EXERCISE PROMPT: Rewrite the lines of the data from the one containing "save-button[interactable]: 🔖︎ Uložiť" through the one containing "like-count[interactable]: 1,1 tis." as a numbered list, omitting any blank lines. Include only those lines.

Region annotation data
....

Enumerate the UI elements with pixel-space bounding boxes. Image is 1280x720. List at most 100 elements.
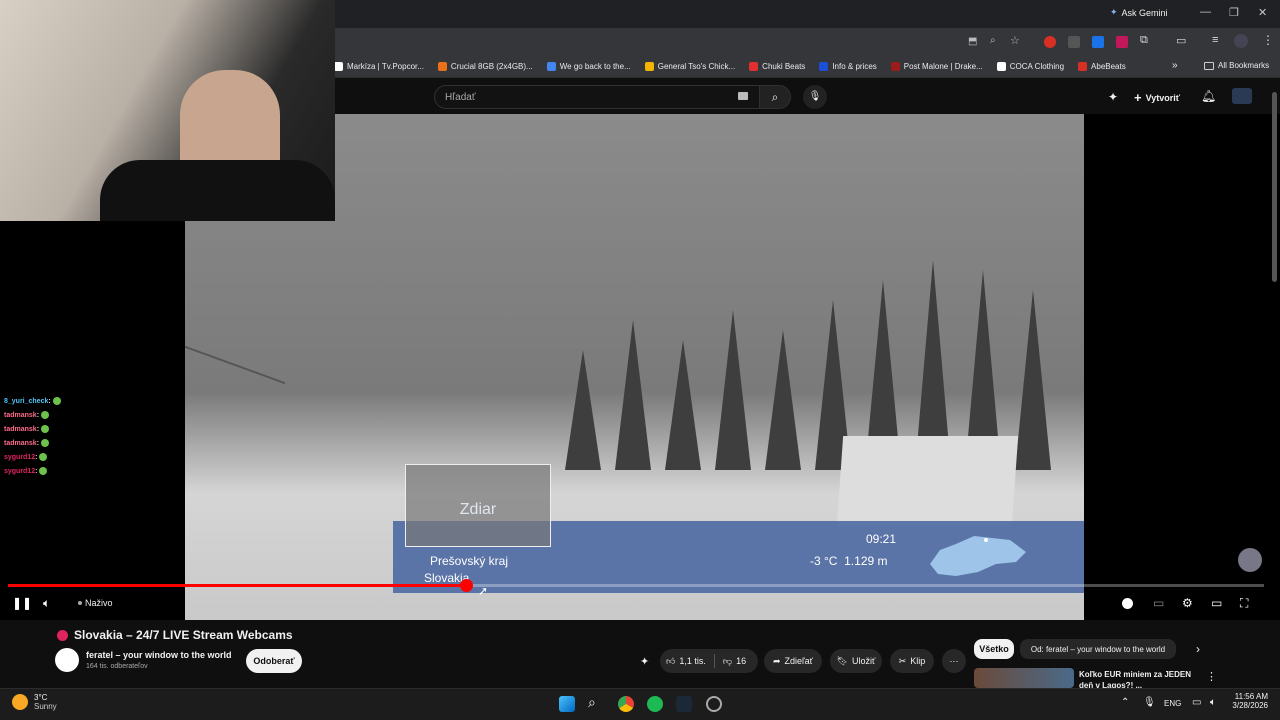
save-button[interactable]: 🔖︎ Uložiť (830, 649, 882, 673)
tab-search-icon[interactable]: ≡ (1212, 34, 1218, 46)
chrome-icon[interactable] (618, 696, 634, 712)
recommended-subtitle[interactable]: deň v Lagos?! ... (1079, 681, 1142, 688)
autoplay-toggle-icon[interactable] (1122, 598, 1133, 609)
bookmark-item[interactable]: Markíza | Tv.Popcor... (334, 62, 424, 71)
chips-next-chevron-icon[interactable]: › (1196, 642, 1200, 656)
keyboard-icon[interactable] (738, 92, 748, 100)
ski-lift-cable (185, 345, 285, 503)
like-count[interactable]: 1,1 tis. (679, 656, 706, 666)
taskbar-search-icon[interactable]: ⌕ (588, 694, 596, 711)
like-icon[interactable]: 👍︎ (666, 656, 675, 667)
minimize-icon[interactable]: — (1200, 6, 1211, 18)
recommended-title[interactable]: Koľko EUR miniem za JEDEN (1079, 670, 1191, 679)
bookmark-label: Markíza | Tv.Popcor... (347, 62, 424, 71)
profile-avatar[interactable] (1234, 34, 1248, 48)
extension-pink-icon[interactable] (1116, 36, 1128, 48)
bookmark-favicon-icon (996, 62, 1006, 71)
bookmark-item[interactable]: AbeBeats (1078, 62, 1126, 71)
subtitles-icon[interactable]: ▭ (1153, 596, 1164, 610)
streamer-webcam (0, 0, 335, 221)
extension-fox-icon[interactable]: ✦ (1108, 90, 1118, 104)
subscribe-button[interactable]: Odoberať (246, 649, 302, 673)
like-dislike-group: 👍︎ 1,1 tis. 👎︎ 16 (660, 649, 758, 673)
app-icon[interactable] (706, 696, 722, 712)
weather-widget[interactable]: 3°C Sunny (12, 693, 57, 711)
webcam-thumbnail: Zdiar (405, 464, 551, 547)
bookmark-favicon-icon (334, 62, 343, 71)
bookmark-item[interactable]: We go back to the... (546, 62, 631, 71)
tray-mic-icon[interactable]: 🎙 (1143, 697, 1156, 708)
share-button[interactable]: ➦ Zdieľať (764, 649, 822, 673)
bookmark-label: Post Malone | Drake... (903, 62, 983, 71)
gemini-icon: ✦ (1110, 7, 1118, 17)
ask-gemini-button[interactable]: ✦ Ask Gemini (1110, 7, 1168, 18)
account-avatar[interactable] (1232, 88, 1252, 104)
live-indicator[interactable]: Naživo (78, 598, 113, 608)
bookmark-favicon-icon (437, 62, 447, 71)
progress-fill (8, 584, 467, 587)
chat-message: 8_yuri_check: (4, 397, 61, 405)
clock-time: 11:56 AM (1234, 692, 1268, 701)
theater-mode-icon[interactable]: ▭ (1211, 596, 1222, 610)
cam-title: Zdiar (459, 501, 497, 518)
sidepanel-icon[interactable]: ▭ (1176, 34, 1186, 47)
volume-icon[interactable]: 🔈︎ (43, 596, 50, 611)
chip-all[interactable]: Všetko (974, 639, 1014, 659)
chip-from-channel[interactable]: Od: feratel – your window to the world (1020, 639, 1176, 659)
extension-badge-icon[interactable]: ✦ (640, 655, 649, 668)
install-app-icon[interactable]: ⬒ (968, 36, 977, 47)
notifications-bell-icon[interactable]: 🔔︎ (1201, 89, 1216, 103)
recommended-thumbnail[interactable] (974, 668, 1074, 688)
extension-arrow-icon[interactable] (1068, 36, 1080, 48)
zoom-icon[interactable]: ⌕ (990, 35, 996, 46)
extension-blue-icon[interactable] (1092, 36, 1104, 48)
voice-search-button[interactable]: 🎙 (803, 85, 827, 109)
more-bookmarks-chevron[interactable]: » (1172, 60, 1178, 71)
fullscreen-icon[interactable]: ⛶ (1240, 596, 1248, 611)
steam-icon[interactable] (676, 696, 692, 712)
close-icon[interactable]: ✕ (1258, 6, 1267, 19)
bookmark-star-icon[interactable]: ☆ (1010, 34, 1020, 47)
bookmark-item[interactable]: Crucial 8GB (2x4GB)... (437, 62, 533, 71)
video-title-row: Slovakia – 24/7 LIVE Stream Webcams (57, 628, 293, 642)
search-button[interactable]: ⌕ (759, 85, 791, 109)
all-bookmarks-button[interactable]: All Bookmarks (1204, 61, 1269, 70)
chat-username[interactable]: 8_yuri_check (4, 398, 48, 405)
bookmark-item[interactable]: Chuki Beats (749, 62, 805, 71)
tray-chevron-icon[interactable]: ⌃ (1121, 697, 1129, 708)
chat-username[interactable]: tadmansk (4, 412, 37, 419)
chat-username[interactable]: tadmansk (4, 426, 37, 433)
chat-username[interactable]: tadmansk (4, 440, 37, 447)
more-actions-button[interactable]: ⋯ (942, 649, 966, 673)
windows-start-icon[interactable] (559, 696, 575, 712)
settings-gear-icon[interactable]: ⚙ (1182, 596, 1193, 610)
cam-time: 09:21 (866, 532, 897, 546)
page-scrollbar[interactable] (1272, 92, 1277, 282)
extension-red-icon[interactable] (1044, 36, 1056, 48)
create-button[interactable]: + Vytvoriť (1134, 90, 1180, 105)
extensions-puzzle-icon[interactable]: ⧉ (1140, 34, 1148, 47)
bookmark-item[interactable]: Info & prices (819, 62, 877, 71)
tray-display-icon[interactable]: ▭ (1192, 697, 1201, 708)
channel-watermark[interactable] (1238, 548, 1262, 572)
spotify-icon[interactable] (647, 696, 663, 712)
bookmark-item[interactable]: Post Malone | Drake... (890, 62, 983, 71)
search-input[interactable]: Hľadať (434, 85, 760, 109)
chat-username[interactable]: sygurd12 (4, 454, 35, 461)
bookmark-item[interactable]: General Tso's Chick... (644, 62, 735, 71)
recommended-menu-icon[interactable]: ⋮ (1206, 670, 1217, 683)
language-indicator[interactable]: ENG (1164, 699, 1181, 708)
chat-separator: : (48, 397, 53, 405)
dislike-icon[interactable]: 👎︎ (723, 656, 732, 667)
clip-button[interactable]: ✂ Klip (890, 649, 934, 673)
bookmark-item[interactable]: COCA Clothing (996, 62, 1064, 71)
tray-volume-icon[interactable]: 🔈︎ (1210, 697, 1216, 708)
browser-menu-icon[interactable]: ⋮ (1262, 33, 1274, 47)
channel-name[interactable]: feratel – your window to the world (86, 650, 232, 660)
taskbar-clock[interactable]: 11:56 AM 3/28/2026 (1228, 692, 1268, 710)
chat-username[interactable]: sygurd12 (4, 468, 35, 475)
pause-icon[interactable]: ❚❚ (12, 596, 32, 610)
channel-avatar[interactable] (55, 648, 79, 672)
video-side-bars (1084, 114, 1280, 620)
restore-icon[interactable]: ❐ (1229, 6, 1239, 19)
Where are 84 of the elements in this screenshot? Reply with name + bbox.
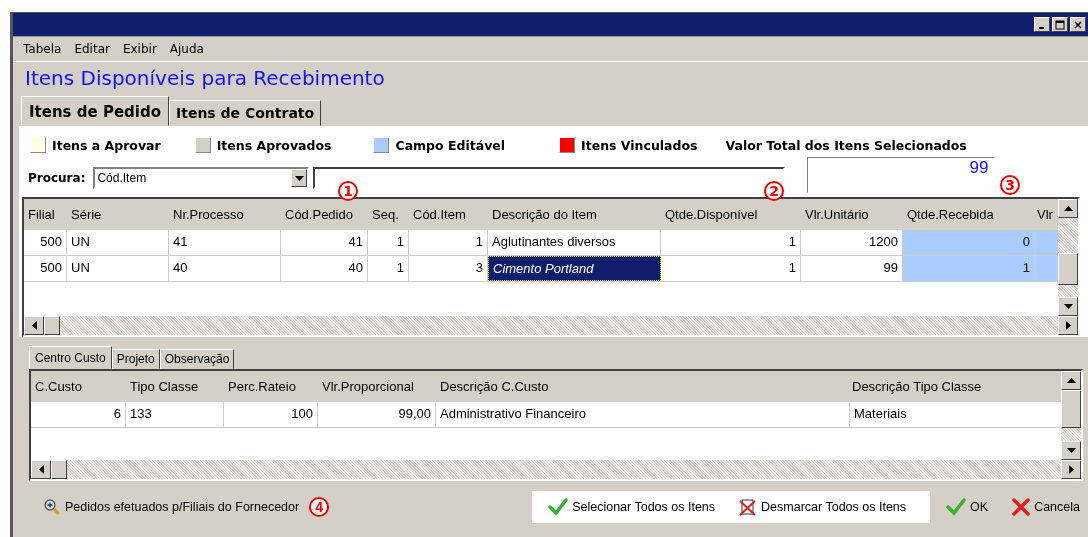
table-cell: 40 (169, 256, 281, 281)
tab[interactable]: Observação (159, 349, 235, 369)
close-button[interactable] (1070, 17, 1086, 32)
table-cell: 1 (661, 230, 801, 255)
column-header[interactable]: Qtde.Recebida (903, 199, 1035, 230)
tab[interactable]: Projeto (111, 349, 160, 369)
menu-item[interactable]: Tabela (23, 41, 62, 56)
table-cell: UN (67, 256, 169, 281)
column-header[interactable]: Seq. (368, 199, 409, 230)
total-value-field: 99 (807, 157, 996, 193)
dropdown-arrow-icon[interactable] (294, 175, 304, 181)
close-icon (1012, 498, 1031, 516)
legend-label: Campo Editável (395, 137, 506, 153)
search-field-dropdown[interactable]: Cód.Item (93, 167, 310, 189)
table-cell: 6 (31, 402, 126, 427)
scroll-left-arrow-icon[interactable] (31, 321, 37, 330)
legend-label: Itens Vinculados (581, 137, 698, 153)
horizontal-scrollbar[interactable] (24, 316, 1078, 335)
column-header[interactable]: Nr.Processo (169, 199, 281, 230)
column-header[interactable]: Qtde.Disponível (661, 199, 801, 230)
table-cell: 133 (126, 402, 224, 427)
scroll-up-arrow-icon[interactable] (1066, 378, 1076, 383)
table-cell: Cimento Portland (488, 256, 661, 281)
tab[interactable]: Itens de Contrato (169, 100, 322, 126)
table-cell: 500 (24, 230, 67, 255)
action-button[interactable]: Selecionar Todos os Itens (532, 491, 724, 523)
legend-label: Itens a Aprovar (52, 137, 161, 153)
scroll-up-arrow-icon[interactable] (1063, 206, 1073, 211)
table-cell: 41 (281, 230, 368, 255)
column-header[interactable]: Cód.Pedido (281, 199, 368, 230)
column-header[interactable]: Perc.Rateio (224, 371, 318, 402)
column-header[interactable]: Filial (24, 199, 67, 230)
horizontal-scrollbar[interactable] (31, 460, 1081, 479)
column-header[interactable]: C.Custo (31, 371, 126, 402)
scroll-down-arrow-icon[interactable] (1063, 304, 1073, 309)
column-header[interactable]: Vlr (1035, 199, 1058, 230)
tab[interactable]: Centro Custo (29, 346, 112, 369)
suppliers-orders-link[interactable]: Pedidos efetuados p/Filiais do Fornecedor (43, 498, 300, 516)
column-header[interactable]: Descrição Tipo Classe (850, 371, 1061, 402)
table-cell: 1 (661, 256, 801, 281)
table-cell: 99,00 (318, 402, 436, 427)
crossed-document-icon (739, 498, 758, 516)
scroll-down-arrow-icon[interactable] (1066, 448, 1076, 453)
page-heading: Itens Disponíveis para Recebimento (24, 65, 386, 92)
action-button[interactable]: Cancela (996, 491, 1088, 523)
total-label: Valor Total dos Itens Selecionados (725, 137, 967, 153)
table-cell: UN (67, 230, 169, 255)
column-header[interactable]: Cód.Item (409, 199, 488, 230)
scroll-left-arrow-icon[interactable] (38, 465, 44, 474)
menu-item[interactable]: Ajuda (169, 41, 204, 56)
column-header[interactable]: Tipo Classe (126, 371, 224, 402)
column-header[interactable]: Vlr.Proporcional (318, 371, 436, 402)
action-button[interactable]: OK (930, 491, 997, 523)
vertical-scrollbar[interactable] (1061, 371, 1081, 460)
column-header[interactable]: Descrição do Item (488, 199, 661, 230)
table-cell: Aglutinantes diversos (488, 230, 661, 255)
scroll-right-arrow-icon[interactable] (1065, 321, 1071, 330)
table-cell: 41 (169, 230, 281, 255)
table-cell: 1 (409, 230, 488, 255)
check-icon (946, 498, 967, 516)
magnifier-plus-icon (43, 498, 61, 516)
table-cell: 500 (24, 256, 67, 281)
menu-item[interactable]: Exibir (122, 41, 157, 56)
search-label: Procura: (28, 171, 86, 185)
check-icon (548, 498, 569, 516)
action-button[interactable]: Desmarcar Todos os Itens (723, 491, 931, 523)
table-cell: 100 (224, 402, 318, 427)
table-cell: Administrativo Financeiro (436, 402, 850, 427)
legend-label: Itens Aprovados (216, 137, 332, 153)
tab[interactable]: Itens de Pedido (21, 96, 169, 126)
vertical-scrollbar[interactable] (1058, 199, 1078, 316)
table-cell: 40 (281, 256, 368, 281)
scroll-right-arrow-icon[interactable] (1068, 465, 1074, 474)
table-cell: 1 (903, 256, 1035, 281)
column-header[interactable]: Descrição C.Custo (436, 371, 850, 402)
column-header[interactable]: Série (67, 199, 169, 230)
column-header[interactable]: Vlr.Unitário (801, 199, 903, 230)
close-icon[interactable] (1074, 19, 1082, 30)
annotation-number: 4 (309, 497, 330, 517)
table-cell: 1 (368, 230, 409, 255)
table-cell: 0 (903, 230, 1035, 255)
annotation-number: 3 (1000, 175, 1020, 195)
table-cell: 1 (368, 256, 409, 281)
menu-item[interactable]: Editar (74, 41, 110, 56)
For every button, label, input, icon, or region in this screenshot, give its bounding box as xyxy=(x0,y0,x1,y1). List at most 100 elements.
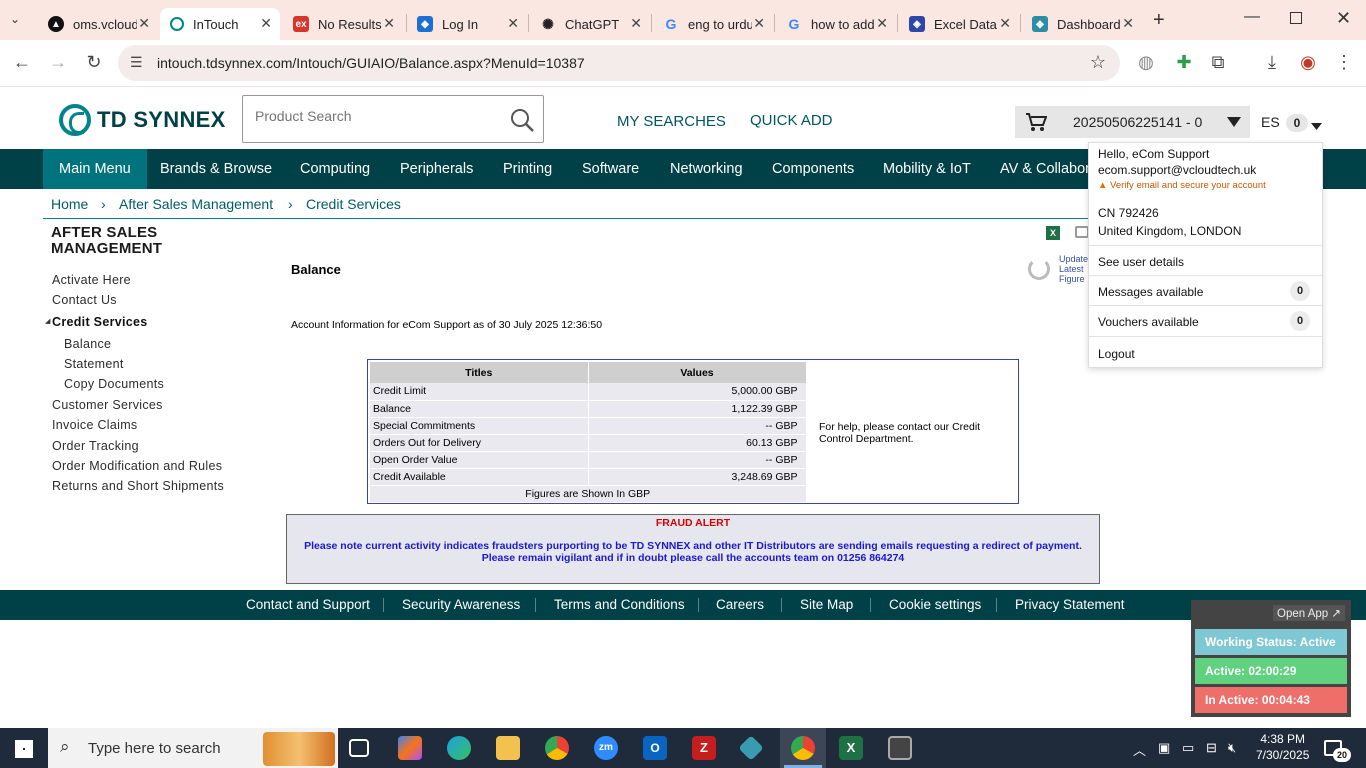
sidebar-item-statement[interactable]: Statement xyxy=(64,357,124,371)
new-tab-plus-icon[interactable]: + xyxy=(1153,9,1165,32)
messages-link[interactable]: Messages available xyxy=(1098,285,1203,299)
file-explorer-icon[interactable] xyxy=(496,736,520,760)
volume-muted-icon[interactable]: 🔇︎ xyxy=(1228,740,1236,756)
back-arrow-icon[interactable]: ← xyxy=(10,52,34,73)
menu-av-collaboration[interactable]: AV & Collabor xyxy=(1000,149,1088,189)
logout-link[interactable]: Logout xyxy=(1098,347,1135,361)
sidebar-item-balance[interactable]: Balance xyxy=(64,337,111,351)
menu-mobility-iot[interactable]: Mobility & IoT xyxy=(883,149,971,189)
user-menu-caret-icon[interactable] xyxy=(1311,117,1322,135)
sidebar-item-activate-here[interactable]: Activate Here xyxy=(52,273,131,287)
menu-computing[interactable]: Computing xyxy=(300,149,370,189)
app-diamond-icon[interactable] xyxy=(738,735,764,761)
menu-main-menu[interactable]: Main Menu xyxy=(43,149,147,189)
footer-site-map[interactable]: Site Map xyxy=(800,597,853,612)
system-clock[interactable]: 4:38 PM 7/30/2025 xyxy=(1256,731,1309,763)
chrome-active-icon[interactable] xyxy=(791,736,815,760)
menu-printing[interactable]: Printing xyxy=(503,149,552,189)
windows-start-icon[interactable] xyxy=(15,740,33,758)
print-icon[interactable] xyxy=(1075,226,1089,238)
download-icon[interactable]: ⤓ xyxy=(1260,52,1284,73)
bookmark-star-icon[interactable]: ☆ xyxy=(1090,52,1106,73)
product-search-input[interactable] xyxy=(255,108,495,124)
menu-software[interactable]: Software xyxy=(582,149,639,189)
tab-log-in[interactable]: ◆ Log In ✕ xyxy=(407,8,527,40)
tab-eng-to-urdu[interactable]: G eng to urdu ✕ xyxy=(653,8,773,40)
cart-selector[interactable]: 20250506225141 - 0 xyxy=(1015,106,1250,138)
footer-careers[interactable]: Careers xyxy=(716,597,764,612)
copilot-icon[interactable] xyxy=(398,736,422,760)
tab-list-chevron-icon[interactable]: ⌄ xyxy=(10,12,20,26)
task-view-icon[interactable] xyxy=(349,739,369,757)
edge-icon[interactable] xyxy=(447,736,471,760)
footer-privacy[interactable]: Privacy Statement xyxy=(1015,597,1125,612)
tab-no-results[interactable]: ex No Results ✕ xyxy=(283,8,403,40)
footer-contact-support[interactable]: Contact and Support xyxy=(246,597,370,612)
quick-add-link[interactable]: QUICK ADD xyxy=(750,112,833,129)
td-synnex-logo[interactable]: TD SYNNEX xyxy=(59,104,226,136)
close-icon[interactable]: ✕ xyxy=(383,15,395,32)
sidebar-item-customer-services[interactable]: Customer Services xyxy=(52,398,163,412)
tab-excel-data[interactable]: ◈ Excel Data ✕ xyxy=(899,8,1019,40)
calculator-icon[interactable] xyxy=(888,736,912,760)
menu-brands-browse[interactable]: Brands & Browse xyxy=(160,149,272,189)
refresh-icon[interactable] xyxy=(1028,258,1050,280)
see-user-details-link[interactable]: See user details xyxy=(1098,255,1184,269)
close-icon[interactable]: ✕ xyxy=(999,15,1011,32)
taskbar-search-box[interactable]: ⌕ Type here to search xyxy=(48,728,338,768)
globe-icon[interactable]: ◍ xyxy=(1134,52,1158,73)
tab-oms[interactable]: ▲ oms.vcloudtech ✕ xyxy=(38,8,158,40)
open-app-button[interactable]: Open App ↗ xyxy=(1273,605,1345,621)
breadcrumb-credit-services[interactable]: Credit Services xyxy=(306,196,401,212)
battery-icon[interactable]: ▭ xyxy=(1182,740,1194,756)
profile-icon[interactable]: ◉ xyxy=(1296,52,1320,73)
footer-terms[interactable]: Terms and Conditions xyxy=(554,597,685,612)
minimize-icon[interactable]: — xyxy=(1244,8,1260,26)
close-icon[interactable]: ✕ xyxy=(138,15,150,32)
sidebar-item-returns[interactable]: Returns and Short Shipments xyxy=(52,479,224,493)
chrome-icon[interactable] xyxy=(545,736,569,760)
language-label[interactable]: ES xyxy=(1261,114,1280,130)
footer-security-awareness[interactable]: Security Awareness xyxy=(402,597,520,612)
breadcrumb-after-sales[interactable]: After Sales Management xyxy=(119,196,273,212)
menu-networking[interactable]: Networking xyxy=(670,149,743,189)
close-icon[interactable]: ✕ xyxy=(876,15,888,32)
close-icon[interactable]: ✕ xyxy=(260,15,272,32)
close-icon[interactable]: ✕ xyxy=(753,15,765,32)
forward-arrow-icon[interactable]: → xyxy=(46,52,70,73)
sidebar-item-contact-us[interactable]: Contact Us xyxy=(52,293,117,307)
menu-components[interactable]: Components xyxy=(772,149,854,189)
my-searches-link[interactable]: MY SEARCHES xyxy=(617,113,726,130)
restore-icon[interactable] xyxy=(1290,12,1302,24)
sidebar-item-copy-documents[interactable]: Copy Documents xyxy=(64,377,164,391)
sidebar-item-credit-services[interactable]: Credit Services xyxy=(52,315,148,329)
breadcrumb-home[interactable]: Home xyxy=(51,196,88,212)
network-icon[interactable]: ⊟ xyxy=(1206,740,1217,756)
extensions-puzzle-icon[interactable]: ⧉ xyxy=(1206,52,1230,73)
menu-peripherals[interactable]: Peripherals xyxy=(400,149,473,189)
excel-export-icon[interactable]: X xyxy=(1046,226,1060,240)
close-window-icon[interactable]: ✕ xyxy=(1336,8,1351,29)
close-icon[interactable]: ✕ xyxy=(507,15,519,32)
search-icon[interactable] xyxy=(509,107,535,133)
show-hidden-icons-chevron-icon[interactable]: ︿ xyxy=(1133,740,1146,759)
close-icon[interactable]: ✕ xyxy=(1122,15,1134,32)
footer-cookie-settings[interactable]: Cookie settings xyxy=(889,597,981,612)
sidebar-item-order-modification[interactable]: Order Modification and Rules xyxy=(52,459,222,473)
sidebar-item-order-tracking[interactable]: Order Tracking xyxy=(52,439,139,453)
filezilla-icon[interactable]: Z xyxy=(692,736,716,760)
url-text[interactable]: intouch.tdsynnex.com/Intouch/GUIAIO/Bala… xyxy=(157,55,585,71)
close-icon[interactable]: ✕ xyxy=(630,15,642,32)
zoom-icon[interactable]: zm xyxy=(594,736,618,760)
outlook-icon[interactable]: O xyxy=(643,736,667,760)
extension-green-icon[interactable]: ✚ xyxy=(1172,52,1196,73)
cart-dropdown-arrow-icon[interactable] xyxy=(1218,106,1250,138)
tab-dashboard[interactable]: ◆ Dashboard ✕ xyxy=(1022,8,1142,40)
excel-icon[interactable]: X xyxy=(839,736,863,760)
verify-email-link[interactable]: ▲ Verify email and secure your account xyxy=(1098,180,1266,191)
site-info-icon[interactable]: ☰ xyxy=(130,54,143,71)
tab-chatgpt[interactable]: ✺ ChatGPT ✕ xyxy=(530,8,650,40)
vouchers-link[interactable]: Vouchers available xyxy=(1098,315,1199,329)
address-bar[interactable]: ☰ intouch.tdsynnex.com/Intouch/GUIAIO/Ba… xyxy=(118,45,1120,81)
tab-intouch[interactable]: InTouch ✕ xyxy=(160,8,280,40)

....

FINAL ANSWER:
1. save-button[interactable]: 🔖︎ Uložiť (830, 649, 882, 673)
2. tab-search-icon[interactable]: ≡ (1212, 34, 1218, 46)
3. chrome-icon[interactable] (618, 696, 634, 712)
4. recommended-subtitle[interactable]: deň v Lagos?! ... (1079, 681, 1142, 688)
5. autoplay-toggle-icon[interactable] (1122, 598, 1133, 609)
6. bookmark-item[interactable]: Markíza | Tv.Popcor... (334, 62, 424, 71)
7. chips-next-chevron-icon[interactable]: › (1196, 642, 1200, 656)
8. keyboard-icon[interactable] (738, 92, 748, 100)
9. ski-lift-cable (185, 345, 285, 503)
10. like-count[interactable]: 1,1 tis. (679, 656, 706, 666)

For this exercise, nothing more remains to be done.